#### Data supplied:
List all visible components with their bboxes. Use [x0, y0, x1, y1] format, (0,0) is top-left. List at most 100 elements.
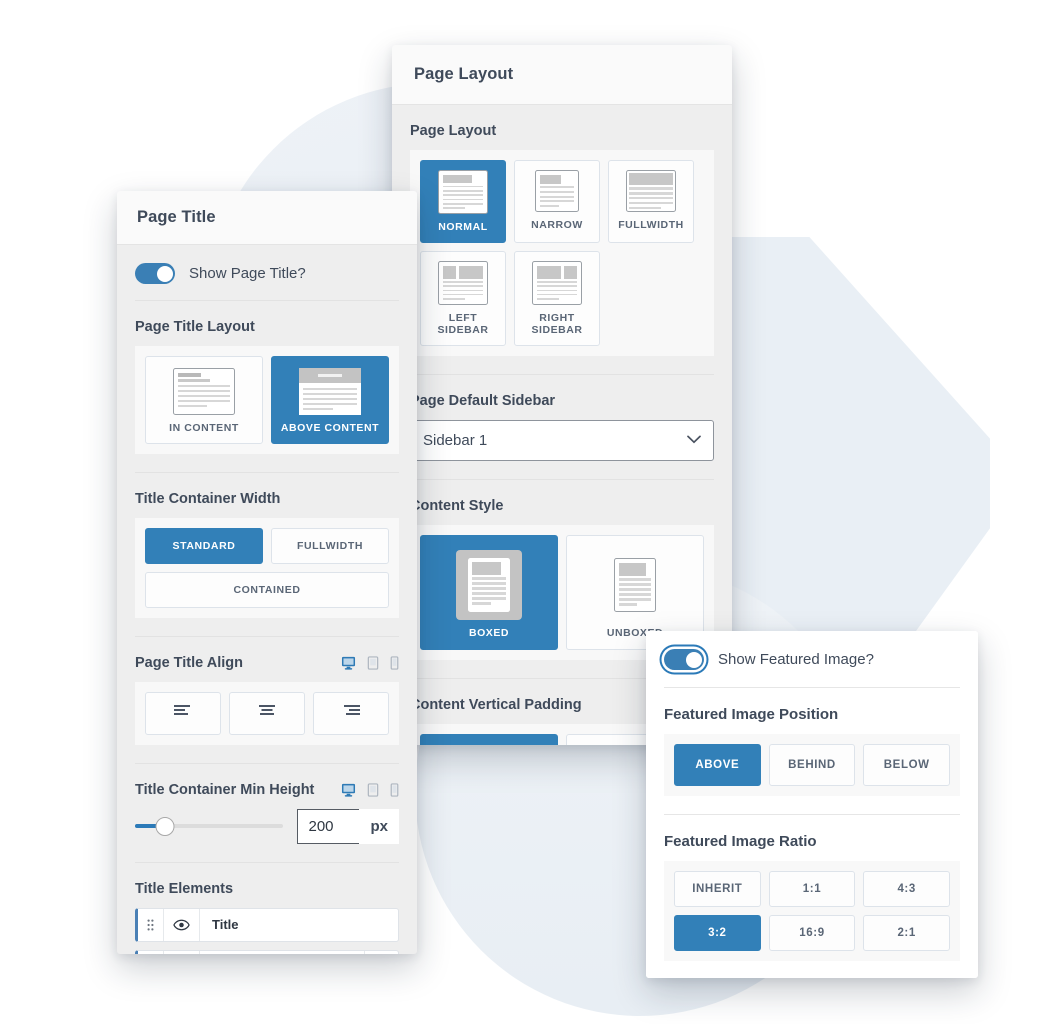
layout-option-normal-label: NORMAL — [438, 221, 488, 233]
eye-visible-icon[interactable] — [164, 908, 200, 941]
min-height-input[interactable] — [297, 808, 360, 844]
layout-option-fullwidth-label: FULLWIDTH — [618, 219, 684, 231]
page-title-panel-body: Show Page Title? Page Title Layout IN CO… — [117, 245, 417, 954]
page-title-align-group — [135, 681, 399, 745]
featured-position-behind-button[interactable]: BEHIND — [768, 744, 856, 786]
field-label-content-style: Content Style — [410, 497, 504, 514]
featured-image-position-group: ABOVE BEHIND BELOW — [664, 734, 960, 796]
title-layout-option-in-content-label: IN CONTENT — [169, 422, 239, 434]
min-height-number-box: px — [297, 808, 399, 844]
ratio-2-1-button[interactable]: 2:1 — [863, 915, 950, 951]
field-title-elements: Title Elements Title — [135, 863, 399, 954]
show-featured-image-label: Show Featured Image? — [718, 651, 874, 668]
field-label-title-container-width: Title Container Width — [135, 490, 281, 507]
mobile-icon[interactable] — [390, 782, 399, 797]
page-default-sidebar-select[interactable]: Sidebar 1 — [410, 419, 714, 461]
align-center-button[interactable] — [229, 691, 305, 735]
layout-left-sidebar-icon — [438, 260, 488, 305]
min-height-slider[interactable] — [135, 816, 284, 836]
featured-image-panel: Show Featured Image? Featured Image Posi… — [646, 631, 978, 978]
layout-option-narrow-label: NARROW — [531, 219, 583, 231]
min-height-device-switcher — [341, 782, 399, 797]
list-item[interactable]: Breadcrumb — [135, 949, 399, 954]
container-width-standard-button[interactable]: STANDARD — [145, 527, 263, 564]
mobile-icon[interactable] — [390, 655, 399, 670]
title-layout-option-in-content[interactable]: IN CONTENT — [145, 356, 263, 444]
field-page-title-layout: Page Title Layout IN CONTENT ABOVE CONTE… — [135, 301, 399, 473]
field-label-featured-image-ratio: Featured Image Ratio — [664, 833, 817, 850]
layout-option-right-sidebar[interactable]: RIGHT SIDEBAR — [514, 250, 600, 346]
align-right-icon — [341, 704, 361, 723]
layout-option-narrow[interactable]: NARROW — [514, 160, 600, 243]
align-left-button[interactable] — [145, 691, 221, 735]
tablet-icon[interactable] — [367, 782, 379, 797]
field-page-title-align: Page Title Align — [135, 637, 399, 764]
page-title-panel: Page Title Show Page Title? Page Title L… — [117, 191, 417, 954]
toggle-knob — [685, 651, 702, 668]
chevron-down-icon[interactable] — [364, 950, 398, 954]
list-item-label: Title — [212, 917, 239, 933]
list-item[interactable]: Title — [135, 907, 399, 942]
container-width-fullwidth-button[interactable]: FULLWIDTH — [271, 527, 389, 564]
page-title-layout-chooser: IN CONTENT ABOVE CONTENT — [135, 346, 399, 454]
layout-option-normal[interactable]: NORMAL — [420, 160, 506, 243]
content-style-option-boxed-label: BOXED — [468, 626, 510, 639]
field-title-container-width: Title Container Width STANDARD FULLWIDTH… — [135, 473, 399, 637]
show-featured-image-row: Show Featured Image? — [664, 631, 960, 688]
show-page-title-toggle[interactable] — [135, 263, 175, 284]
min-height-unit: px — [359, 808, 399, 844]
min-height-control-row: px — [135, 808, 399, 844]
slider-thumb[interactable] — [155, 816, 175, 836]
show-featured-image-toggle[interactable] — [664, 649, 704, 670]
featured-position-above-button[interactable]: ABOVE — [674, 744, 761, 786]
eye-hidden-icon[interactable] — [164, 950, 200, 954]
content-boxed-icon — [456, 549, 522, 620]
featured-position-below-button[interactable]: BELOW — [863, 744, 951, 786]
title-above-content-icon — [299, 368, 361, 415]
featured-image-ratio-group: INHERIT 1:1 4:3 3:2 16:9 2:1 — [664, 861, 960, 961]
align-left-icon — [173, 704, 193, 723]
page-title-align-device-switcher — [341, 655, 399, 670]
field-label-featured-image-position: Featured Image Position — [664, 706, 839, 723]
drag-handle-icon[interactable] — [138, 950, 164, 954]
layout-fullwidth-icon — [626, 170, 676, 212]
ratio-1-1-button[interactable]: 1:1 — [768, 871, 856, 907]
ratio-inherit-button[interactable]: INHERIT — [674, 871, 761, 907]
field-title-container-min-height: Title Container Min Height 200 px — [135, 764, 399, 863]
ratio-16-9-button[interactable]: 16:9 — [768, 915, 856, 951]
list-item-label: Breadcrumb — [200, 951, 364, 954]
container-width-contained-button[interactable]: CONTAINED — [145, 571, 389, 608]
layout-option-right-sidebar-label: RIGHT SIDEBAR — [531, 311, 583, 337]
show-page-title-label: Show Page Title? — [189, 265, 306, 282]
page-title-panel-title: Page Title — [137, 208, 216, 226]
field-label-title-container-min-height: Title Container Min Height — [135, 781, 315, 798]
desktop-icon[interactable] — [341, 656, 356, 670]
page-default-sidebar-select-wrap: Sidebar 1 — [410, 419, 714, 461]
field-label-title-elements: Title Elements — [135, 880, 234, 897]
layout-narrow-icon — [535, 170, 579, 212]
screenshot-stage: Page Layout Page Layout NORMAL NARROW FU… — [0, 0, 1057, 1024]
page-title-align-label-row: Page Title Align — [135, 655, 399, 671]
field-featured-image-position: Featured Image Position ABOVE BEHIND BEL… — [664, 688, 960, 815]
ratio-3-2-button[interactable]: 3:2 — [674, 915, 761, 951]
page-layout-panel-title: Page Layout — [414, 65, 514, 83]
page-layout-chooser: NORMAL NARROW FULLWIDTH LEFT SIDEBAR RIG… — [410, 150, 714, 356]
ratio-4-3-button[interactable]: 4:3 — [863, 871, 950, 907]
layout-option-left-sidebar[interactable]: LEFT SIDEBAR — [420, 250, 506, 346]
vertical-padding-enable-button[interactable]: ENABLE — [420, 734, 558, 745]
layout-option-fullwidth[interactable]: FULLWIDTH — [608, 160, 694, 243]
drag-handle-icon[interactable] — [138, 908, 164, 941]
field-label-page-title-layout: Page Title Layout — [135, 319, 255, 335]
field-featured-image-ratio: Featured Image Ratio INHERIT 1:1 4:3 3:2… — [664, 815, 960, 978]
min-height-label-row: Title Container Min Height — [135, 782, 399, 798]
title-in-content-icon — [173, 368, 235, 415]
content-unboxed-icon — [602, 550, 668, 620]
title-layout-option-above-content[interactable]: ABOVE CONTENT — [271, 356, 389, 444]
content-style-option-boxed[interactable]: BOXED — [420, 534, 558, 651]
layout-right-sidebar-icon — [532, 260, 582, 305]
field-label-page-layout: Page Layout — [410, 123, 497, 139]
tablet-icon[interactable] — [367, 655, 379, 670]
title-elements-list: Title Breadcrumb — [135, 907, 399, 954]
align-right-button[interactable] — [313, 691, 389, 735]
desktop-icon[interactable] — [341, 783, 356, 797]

#### Description of the task:
Output every line of the rows above as a numbered list, leaving out blank lines and any pictures.

#### Written solution:
1. List all visible components with their bboxes. Use [x0, y0, x1, y1] format, (0,0) is top-left. List at most 100 elements.
2. layout-option-normal-label: NORMAL — [438, 221, 488, 233]
3. eye-visible-icon[interactable] — [164, 908, 200, 941]
4. min-height-input[interactable] — [297, 808, 360, 844]
5. layout-option-fullwidth-label: FULLWIDTH — [618, 219, 684, 231]
6. page-title-panel-body: Show Page Title? Page Title Layout IN CO… — [117, 245, 417, 954]
7. page-title-align-group — [135, 681, 399, 745]
8. featured-position-behind-button[interactable]: BEHIND — [768, 744, 856, 786]
9. field-label-content-style: Content Style — [410, 497, 504, 514]
10. featured-image-position-group: ABOVE BEHIND BELOW — [664, 734, 960, 796]
11. title-layout-option-in-content-label: IN CONTENT — [169, 422, 239, 434]
12. min-height-number-box: px — [297, 808, 399, 844]
13. ratio-2-1-button[interactable]: 2:1 — [863, 915, 950, 951]
14. field-title-elements: Title Elements Title — [135, 863, 399, 954]
15. show-featured-image-label: Show Featured Image? — [718, 651, 874, 668]
16. field-label-title-container-width: Title Container Width — [135, 490, 281, 507]
17. mobile-icon[interactable] — [390, 782, 399, 797]
18. page-default-sidebar-select[interactable]: Sidebar 1 — [410, 419, 714, 461]
19. align-center-button[interactable] — [229, 691, 305, 735]
20. layout-left-sidebar-icon — [438, 260, 488, 305]
21. min-height-slider[interactable] — [135, 816, 284, 836]
22. featured-image-panel: Show Featured Image? Featured Image Posi… — [646, 631, 978, 978]
23. layout-option-narrow-label: NARROW — [531, 219, 583, 231]
24. min-height-device-switcher — [341, 782, 399, 797]
25. list-item[interactable]: Breadcrumb — [135, 949, 399, 954]
26. container-width-standard-button[interactable]: STANDARD — [145, 527, 263, 564]
27. mobile-icon[interactable] — [390, 655, 399, 670]
28. title-layout-option-in-content[interactable]: IN CONTENT — [145, 356, 263, 444]
29. field-page-title-layout: Page Title Layout IN CONTENT ABOVE CONTE… — [135, 301, 399, 473]
30. field-label-featured-image-ratio: Featured Image Ratio — [664, 833, 817, 850]
31. layout-option-right-sidebar[interactable]: RIGHT SIDEBAR — [514, 250, 600, 346]
32. align-right-icon — [341, 704, 361, 723]
33. layout-option-narrow[interactable]: NARROW — [514, 160, 600, 243]
34. align-left-button[interactable] — [145, 691, 221, 735]
35. tablet-icon[interactable] — [367, 782, 379, 797]
36. field-page-title-align: Page Title Align — [135, 637, 399, 764]
37. page-title-panel: Page Title Show Page Title? Page Title L… — [117, 191, 417, 954]
38. toggle-knob — [685, 651, 702, 668]
39. chevron-down-icon[interactable] — [364, 950, 398, 954]
40. list-item-label: Title — [212, 917, 239, 933]
41. list-item[interactable]: Title — [135, 907, 399, 942]
42. container-width-fullwidth-button[interactable]: FULLWIDTH — [271, 527, 389, 564]
43. page-title-layout-chooser: IN CONTENT ABOVE CONTENT — [135, 346, 399, 454]
44. layout-option-normal[interactable]: NORMAL — [420, 160, 506, 243]
45. content-style-option-boxed-label: BOXED — [468, 626, 510, 639]
46. field-title-container-width: Title Container Width STANDARD FULLWIDTH… — [135, 473, 399, 637]
47. show-featured-image-row: Show Featured Image? — [664, 631, 960, 688]
48. show-page-title-toggle[interactable] — [135, 263, 175, 284]
49. min-height-unit: px — [359, 808, 399, 844]
50. min-height-control-row: px — [135, 808, 399, 844]
51. slider-thumb[interactable] — [155, 816, 175, 836]
52. show-featured-image-toggle[interactable] — [664, 649, 704, 670]
53. featured-position-above-button[interactable]: ABOVE — [674, 744, 761, 786]
54. eye-hidden-icon[interactable] — [164, 950, 200, 954]
55. content-boxed-icon — [456, 549, 522, 620]
56. featured-position-below-button[interactable]: BELOW — [863, 744, 951, 786]
57. title-above-content-icon — [299, 368, 361, 415]
58. featured-image-ratio-group: INHERIT 1:1 4:3 3:2 16:9 2:1 — [664, 861, 960, 961]
59. align-left-icon — [173, 704, 193, 723]
60. page-title-align-device-switcher — [341, 655, 399, 670]
61. field-label-featured-image-position: Featured Image Position — [664, 706, 839, 723]
62. drag-handle-icon[interactable] — [138, 950, 164, 954]
63. layout-fullwidth-icon — [626, 170, 676, 212]
64. ratio-1-1-button[interactable]: 1:1 — [768, 871, 856, 907]
65. ratio-inherit-button[interactable]: INHERIT — [674, 871, 761, 907]
66. field-title-container-min-height: Title Container Min Height 200 px — [135, 764, 399, 863]
67. ratio-16-9-button[interactable]: 16:9 — [768, 915, 856, 951]
68. list-item-label: Breadcrumb — [200, 951, 364, 954]
69. container-width-contained-button[interactable]: CONTAINED — [145, 571, 389, 608]
70. layout-option-right-sidebar-label: RIGHT SIDEBAR — [531, 311, 583, 337]
71. show-page-title-label: Show Page Title? — [189, 265, 306, 282]
72. page-title-panel-title: Page Title — [137, 208, 216, 226]
73. field-label-title-container-min-height: Title Container Min Height — [135, 781, 315, 798]
74. desktop-icon[interactable] — [341, 656, 356, 670]
75. page-default-sidebar-select-wrap: Sidebar 1 — [410, 419, 714, 461]
76. field-label-title-elements: Title Elements — [135, 880, 234, 897]
77. layout-narrow-icon — [535, 170, 579, 212]
78. screenshot-stage: Page Layout Page Layout NORMAL NARROW FU… — [0, 0, 1057, 1024]
79. page-title-align-label-row: Page Title Align — [135, 655, 399, 671]
80. field-featured-image-position: Featured Image Position ABOVE BEHIND BEL… — [664, 688, 960, 815]
81. ratio-3-2-button[interactable]: 3:2 — [674, 915, 761, 951]
82. page-layout-panel-title: Page Layout — [414, 65, 514, 83]
83. page-layout-chooser: NORMAL NARROW FULLWIDTH LEFT SIDEBAR RIG… — [410, 150, 714, 356]
84. ratio-4-3-button[interactable]: 4:3 — [863, 871, 950, 907]
85. layout-option-left-sidebar[interactable]: LEFT SIDEBAR — [420, 250, 506, 346]
86. vertical-padding-enable-button[interactable]: ENABLE — [420, 734, 558, 745]
87. layout-option-fullwidth[interactable]: FULLWIDTH — [608, 160, 694, 243]
88. drag-handle-icon[interactable] — [138, 908, 164, 941]
89. field-label-page-title-layout: Page Title Layout — [135, 319, 255, 335]
90. field-featured-image-ratio: Featured Image Ratio INHERIT 1:1 4:3 3:2… — [664, 815, 960, 978]
91. min-height-label-row: Title Container Min Height — [135, 782, 399, 798]
92. title-in-content-icon — [173, 368, 235, 415]
93. content-unboxed-icon — [602, 550, 668, 620]
94. title-layout-option-above-content[interactable]: ABOVE CONTENT — [271, 356, 389, 444]
95. content-style-option-boxed[interactable]: BOXED — [420, 534, 558, 651]
96. layout-right-sidebar-icon — [532, 260, 582, 305]
97. field-label-page-layout: Page Layout — [410, 123, 497, 139]
98. tablet-icon[interactable] — [367, 655, 379, 670]
99. title-elements-list: Title Breadcrumb — [135, 907, 399, 954]
100. align-right-button[interactable] — [313, 691, 389, 735]
101. desktop-icon[interactable] — [341, 783, 356, 797]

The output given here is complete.